Directive ▸ Collect every line in the entries below that contains the word "Behavioral", and copy each one in full.

[Start of Provided data]

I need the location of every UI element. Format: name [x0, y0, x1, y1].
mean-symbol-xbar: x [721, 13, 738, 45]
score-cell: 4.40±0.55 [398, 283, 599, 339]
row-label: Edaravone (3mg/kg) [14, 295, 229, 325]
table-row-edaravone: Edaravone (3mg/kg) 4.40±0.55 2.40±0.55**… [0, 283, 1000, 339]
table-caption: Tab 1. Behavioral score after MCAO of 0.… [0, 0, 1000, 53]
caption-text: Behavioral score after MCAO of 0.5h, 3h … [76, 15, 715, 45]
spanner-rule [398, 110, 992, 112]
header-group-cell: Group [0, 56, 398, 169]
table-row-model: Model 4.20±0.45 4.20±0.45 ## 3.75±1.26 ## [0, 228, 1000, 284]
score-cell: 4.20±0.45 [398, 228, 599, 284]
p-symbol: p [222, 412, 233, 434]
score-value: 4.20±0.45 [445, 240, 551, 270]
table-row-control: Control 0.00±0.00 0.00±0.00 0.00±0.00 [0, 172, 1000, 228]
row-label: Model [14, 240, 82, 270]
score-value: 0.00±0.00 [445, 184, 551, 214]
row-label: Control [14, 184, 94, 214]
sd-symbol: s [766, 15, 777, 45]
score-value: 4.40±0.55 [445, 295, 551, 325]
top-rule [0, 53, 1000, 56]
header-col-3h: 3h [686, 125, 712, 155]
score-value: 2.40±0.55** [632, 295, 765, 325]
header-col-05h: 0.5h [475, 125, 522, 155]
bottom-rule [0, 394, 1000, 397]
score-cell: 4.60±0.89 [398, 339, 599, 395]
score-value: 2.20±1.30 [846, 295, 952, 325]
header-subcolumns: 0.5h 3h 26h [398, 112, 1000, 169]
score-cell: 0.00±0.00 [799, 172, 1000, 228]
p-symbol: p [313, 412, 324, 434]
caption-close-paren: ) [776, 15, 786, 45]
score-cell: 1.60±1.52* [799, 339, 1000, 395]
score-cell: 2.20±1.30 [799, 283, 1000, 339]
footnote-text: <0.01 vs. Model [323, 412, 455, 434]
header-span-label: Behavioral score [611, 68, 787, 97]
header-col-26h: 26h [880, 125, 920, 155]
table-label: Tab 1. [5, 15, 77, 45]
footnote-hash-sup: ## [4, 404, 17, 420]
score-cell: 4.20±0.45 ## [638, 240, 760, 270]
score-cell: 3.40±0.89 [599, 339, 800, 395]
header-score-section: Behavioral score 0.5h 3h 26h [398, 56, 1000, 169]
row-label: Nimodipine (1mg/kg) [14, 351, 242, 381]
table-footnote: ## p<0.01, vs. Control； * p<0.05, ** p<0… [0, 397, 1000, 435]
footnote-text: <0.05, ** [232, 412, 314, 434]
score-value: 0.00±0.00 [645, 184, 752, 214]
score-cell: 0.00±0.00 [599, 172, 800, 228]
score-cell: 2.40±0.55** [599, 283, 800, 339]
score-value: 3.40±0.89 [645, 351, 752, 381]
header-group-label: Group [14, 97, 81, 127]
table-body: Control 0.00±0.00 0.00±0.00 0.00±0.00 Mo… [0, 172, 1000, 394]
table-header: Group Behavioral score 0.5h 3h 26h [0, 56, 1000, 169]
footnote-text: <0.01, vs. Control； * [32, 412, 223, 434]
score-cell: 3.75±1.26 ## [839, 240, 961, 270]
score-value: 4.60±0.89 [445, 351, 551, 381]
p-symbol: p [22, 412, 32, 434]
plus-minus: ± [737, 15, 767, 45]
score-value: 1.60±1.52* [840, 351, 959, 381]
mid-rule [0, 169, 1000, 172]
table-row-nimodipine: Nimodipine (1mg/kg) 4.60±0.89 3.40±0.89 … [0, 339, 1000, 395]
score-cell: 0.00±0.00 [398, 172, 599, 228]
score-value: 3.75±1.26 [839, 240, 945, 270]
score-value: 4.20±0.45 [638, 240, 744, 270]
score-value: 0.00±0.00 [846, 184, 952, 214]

[End of Provided data]
[Start of Provided data]

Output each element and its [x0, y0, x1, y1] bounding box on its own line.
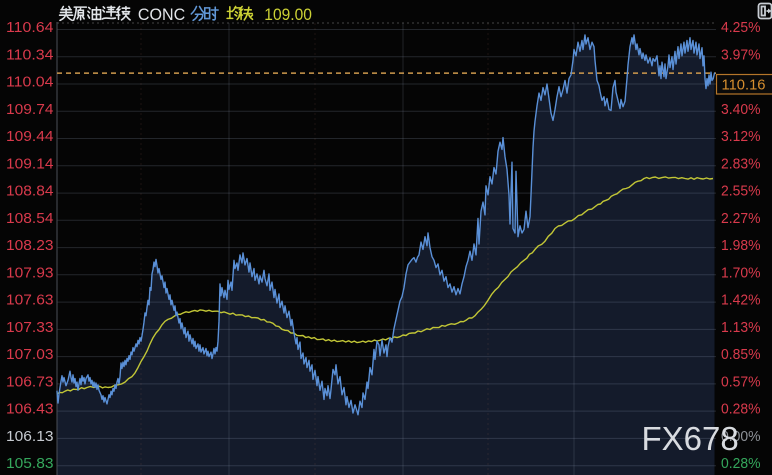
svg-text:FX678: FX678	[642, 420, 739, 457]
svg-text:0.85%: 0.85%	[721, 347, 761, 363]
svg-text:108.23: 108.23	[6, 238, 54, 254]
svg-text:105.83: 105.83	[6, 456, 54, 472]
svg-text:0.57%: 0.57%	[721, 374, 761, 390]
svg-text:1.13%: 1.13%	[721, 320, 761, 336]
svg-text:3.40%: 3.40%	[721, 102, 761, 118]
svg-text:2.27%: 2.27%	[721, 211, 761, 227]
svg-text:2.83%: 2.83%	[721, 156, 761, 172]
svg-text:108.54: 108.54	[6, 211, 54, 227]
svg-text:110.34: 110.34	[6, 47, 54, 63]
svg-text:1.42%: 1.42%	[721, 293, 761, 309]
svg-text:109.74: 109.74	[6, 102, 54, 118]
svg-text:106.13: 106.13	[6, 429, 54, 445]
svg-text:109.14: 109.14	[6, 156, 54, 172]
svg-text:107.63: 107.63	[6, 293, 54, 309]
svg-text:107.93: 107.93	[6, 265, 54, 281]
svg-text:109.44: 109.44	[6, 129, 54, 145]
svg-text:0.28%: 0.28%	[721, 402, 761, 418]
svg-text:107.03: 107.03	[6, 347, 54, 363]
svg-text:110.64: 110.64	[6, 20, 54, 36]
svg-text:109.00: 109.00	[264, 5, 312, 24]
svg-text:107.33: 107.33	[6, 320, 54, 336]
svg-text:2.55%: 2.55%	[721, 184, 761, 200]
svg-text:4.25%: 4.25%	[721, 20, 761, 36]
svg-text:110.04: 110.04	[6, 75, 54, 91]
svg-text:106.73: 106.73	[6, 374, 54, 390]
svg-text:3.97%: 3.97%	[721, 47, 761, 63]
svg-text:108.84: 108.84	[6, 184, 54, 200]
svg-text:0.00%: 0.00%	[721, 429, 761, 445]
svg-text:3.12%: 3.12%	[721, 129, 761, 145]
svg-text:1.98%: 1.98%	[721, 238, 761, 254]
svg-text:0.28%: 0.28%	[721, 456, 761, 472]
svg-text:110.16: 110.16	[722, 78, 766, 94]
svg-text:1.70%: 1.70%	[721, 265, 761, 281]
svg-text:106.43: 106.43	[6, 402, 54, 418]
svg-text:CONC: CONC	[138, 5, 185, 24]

[End of Provided data]

Written response ▸
table-caption: Tab 1. Behavioral score after MCAO of 0.… [0, 0, 1000, 53]
caption-text: Behavioral score after MCAO of 0.5h, 3h … [76, 15, 715, 45]
header-span-label: Behavioral score [611, 68, 787, 97]
header-score-section: Behavioral score 0.5h 3h 26h [398, 56, 1000, 169]
table-header: Group Behavioral score 0.5h 3h 26h [0, 56, 1000, 169]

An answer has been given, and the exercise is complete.